▸ OBJECTIVE
Scan the entries below and report only how many lines contain "JSON".

Records from a collection of figures
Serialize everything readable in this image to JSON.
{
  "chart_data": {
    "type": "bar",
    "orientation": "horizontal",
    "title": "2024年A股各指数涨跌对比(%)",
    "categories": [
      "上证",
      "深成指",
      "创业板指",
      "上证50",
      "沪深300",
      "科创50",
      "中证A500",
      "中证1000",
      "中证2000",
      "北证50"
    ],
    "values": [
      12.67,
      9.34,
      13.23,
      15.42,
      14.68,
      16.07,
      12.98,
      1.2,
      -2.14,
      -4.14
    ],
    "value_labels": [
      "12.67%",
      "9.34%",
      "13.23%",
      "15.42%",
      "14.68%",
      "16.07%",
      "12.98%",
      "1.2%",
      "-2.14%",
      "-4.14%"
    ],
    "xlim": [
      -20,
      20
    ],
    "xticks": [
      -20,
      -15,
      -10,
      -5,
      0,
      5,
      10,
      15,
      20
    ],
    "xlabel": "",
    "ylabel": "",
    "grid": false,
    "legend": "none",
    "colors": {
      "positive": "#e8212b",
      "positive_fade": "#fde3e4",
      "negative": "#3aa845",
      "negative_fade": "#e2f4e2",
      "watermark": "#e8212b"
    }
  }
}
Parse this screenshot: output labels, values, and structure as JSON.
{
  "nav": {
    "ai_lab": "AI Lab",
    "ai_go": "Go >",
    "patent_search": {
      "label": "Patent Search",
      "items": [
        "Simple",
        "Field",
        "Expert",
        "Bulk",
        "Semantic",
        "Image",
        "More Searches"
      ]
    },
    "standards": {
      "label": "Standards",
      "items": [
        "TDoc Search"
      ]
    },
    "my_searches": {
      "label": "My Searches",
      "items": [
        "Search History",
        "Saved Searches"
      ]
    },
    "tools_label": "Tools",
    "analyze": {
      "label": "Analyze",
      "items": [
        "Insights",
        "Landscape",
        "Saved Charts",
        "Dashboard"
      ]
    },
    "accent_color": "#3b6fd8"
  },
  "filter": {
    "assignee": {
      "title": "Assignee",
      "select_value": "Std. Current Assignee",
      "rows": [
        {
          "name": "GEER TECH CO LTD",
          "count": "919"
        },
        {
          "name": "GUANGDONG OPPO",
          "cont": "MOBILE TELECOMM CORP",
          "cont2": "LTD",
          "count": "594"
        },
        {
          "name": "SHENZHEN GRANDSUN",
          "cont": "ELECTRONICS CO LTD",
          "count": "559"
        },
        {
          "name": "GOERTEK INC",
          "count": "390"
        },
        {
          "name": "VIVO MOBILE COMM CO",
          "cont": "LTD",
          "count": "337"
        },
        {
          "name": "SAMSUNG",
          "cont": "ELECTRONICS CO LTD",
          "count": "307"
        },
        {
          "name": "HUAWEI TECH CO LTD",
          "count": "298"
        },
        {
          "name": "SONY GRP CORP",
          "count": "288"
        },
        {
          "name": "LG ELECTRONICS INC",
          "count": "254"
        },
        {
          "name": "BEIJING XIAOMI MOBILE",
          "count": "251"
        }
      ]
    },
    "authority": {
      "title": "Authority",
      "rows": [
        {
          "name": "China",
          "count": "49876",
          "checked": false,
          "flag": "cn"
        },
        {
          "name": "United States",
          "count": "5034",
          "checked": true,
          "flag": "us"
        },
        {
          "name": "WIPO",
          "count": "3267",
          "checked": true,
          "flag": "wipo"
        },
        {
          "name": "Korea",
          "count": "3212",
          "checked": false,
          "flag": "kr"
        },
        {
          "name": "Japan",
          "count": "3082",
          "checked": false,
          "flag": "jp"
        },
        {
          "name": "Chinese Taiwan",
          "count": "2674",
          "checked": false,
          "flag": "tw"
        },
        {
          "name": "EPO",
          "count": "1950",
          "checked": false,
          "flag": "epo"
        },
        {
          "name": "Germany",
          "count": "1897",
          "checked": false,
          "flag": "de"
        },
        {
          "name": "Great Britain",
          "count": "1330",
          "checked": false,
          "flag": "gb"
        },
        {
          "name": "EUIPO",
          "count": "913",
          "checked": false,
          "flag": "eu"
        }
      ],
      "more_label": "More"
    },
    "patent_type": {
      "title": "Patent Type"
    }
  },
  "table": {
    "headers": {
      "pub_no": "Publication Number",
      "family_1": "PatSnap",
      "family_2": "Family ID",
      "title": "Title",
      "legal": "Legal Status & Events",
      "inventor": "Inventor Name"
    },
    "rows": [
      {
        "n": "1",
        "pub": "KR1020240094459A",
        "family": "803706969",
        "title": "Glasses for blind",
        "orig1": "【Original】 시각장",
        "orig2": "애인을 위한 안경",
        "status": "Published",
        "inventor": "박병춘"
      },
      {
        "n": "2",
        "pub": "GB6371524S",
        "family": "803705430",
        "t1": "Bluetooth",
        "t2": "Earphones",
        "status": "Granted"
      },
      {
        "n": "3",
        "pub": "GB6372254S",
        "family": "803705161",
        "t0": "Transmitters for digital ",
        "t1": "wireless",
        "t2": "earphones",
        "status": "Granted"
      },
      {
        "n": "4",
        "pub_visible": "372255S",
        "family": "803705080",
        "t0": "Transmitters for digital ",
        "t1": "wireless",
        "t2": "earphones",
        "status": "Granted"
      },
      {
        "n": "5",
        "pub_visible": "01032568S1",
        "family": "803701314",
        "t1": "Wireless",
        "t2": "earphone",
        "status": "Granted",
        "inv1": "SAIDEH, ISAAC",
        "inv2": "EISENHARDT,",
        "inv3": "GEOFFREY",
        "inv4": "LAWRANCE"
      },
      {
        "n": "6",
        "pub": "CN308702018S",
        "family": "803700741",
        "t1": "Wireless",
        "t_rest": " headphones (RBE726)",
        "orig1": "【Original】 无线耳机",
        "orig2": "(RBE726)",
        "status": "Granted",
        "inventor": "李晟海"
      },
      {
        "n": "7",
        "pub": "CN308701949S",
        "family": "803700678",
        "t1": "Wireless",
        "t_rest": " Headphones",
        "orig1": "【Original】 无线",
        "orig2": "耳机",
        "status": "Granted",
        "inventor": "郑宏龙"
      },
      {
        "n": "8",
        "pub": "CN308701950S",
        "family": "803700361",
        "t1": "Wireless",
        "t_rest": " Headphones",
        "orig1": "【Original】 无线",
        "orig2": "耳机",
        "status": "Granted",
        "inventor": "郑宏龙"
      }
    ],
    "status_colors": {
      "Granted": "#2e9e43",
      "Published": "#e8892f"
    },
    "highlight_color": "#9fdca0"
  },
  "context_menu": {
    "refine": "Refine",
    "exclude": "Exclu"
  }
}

▸ ANSWER TO THIS EXERCISE
2